Stored data

▬▬▬

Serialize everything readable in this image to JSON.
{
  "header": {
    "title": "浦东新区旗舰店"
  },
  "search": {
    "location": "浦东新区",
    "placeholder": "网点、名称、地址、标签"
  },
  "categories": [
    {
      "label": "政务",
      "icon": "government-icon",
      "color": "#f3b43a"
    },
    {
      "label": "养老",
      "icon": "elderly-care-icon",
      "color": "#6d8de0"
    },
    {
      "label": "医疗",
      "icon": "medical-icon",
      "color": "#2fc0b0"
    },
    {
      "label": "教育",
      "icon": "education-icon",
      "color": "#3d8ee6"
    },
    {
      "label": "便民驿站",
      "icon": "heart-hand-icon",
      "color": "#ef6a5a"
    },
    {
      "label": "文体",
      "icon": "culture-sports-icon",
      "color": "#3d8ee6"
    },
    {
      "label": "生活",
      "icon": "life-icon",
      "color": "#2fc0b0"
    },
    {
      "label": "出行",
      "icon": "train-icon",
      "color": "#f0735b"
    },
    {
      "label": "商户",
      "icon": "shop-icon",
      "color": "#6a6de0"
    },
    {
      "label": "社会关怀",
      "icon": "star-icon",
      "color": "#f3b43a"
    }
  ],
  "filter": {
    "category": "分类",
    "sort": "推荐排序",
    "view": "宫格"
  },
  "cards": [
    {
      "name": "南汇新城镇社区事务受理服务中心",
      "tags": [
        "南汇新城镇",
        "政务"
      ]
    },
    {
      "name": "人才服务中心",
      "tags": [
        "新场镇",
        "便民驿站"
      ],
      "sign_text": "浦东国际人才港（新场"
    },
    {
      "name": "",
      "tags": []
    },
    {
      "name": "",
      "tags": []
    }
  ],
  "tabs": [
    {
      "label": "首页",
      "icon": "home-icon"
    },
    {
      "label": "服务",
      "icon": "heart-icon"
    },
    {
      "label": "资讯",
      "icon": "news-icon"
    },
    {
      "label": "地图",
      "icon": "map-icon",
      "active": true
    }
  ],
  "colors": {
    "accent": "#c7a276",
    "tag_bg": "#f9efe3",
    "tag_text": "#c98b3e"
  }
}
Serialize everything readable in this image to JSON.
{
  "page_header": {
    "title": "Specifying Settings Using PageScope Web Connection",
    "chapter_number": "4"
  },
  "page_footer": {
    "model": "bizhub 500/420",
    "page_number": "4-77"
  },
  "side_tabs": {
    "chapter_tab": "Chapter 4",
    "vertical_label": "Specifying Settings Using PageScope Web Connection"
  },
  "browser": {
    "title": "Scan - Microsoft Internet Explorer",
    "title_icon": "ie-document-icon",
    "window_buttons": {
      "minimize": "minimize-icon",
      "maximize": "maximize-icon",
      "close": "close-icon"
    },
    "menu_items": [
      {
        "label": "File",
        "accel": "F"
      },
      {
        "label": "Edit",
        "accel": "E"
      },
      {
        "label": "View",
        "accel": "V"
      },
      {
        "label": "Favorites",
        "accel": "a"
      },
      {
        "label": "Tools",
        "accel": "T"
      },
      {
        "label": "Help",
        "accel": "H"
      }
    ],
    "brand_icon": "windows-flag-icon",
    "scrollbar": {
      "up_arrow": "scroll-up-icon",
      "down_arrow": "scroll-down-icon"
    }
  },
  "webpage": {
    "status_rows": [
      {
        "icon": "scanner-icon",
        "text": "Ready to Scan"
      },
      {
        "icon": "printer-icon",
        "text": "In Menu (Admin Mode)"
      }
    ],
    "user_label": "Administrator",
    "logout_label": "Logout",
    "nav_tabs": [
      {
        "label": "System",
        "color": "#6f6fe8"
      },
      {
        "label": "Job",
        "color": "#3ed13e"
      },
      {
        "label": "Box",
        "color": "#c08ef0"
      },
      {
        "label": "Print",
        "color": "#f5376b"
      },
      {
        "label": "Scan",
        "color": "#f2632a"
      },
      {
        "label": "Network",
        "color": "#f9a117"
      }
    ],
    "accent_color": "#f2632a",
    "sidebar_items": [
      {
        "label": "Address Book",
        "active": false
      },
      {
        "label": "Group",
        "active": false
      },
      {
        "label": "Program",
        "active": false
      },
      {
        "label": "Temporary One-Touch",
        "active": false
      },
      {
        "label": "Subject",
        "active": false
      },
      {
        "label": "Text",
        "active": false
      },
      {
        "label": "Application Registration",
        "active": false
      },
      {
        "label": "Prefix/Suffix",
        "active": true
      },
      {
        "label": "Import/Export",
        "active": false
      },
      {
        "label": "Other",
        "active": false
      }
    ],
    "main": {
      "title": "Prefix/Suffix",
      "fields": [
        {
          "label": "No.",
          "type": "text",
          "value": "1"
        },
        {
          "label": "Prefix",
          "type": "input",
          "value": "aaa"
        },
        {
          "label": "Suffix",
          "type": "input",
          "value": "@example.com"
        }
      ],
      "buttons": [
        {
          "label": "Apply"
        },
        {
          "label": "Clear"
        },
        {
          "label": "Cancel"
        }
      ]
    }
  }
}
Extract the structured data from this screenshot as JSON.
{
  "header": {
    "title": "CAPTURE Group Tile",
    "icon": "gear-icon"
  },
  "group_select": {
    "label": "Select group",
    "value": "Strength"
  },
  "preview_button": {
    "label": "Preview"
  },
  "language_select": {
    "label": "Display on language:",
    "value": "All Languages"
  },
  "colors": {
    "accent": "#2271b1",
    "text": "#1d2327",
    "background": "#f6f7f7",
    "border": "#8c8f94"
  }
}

▬▬▬

Goal:
Gather each line in the data that holds the string "Connection".

Correct output:
    "title": "Specifying Settings Using PageScope Web Connection",
    "vertical_label": "Specifying Settings Using PageScope Web Connection"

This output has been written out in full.